BRIEF:
Pick up the article on the white dwarf behind supernova SN 2007if at its final sentence and continue it.

SUPPLIED TEXT:
-- START --

Until recently, it was thought that white dwarfs could not exceed what is known as the Chandrasekhar limit, a critical mass equaling about 1.4 times that of the Sun, before exploding in a supernova.

Since 2003, four supernovae have been discovered that were so bright, cosmologists wondered whether their white dwarfs had surpassed the Chandrasekhar limit, dubbed the "super-Chandrasekhar" supernovae.

Now, a team of astronomers has measured the mass of the white dwarf star that resulted in one of these rare supernovae, called SN 2007if, and confirmed that it has exceeded the Chandrasekhar limit. They also discovered that the unusually bright supernova had not only a central mass, but a shell of material that was ejected during the explosion as well as a surrounding envelope of pre-existing material. The team hopes this discovery will provide a structural model with which to understand the other supermassive supernovae.

Using observations from telescopes in Chile, Hawaii and California, astronomers were able to measure the mass of the central star, the shell and the envelope individually, providing the first conclusive evidence that the star system itself did indeed surpass the Chandrasekhar limit. They found that the star itself appears to have had a mass of 2.1 times the mass of the Sun (plus or minus 10 percent), putting it well above the limit.

Being able to measure masses for all parts of the star system tells the physicists about how the system may have evolved—a process that is currently poorly understood. "We don't really know much about the stars that lead to these supernovae," said Richard Scalzo, an astronomer at Yale. "We want to know more about what kind of stars they were, and how they formed and evolved over time."

-- END --

Spatial layout entries
-- START --

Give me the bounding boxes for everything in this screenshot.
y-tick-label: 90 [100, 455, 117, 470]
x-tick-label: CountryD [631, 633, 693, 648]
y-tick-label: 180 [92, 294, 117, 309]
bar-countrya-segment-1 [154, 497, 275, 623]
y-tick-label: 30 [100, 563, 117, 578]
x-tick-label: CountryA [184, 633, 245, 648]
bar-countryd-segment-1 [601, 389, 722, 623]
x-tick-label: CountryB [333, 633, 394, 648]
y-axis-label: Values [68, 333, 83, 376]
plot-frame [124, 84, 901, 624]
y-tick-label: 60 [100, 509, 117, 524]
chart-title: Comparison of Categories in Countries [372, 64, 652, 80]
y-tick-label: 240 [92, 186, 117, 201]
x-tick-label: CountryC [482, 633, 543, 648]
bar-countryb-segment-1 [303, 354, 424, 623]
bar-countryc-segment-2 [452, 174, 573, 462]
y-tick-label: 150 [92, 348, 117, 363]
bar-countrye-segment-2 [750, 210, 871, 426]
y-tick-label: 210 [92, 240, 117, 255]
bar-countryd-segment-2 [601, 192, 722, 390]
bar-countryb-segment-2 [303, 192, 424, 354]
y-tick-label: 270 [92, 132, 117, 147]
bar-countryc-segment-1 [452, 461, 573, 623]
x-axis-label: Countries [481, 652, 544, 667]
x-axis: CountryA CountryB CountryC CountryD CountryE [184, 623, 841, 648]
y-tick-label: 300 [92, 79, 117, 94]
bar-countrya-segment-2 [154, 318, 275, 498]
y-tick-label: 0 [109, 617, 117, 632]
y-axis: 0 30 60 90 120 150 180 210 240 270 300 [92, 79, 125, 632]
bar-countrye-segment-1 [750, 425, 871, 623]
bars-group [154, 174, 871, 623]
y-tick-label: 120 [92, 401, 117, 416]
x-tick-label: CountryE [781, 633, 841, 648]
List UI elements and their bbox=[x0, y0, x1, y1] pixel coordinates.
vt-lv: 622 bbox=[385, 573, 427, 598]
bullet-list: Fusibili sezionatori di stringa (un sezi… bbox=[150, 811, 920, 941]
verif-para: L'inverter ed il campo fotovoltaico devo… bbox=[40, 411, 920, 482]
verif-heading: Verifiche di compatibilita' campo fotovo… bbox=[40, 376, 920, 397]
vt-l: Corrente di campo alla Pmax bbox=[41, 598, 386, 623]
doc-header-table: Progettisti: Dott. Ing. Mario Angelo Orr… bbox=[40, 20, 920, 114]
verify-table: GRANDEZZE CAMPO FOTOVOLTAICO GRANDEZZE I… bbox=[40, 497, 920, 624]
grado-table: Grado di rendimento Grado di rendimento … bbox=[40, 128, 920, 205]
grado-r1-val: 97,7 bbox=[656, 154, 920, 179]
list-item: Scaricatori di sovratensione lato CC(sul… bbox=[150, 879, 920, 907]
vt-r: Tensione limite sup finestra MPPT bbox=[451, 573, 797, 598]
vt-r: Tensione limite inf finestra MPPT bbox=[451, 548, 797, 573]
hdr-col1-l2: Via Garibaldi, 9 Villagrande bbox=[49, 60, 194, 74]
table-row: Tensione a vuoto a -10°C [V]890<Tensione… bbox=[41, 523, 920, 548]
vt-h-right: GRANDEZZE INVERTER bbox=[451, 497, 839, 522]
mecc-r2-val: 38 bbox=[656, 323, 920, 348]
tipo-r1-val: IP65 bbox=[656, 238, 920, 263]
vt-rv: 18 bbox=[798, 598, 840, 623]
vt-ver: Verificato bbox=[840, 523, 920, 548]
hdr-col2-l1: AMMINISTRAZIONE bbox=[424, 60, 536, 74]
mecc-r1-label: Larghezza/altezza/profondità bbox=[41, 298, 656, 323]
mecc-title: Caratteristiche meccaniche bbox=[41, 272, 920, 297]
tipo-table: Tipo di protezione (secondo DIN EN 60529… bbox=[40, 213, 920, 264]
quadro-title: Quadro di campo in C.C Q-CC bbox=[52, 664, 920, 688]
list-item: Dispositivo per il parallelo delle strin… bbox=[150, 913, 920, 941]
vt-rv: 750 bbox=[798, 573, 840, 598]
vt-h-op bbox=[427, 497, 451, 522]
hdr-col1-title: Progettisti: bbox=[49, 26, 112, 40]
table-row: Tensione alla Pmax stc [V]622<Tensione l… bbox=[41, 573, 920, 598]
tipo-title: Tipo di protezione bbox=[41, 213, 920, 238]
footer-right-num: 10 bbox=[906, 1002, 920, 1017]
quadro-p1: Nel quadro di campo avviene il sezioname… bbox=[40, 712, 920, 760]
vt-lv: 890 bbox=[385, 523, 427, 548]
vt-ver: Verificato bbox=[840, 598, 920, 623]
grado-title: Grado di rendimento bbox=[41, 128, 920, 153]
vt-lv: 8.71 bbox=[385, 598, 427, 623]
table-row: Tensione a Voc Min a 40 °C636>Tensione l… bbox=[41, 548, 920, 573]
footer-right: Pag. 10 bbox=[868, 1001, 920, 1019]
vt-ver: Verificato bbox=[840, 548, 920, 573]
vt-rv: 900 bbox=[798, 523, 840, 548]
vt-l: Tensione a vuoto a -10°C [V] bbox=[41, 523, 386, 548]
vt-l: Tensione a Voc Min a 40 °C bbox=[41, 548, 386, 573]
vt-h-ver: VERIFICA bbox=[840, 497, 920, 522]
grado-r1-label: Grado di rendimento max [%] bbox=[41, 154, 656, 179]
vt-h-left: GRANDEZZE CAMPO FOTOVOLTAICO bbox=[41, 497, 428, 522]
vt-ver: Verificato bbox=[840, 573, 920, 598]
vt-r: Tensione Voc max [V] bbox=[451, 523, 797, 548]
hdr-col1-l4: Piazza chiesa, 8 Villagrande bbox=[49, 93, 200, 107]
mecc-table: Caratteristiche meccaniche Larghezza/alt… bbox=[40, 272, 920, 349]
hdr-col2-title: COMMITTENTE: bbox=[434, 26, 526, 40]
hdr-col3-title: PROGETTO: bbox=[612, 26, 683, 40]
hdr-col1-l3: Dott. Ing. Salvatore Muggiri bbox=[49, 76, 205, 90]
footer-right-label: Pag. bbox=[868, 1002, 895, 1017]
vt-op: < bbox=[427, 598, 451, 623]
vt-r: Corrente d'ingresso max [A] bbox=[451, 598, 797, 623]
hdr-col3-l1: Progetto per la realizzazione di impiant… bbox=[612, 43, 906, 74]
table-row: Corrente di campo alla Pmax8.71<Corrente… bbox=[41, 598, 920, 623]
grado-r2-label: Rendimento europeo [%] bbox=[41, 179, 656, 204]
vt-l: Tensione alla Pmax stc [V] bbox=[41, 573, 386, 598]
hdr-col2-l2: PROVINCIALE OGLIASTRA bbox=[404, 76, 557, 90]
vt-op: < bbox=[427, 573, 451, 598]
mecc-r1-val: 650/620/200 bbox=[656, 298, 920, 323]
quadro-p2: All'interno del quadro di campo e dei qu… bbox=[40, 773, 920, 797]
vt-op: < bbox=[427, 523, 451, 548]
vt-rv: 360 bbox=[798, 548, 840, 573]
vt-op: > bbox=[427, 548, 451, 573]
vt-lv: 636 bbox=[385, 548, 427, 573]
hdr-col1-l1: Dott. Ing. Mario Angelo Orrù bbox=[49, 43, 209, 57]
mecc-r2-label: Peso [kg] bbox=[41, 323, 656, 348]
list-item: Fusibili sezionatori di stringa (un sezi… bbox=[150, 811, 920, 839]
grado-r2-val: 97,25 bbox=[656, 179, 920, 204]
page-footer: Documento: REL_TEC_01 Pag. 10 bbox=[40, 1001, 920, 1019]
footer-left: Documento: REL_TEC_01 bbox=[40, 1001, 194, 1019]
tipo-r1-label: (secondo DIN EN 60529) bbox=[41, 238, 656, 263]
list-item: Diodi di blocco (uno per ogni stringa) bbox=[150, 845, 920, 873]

-- END --
-- START --

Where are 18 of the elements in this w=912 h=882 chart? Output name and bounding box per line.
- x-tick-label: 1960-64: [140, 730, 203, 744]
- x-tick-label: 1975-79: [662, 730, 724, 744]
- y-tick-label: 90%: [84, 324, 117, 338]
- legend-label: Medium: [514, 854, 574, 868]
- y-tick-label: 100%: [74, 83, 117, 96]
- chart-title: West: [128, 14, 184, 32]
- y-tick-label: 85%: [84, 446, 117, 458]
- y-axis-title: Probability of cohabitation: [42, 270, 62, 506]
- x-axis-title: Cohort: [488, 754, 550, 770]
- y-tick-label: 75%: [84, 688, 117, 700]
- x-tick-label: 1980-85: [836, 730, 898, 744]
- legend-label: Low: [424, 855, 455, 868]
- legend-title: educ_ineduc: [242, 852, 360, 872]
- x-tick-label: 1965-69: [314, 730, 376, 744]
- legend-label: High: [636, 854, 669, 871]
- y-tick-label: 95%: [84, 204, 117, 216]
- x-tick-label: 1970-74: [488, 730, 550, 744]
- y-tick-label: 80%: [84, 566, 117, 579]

-- END --

ANSWER:
There's a good chance, the team says, that SN 2007if resulted from the merging of two white dwarfs, rather than the explosion of a single white dwarf.

Theorists continue to explore how stars with masses above the Chandrasekhar limit, which is based on a simplified star model, could exist without collapsing under their own weight. Either way, a subclass of supernovae governed by different physics could have a dramatic effect on the way cosmologists use them to measure the expansion of the universe.

"Supernovae are being used to make statements about the fate of the universe and our theory of gravity," Scalzo said. "If our understanding of supernovae changes, it could significantly impact of our theories and predictions."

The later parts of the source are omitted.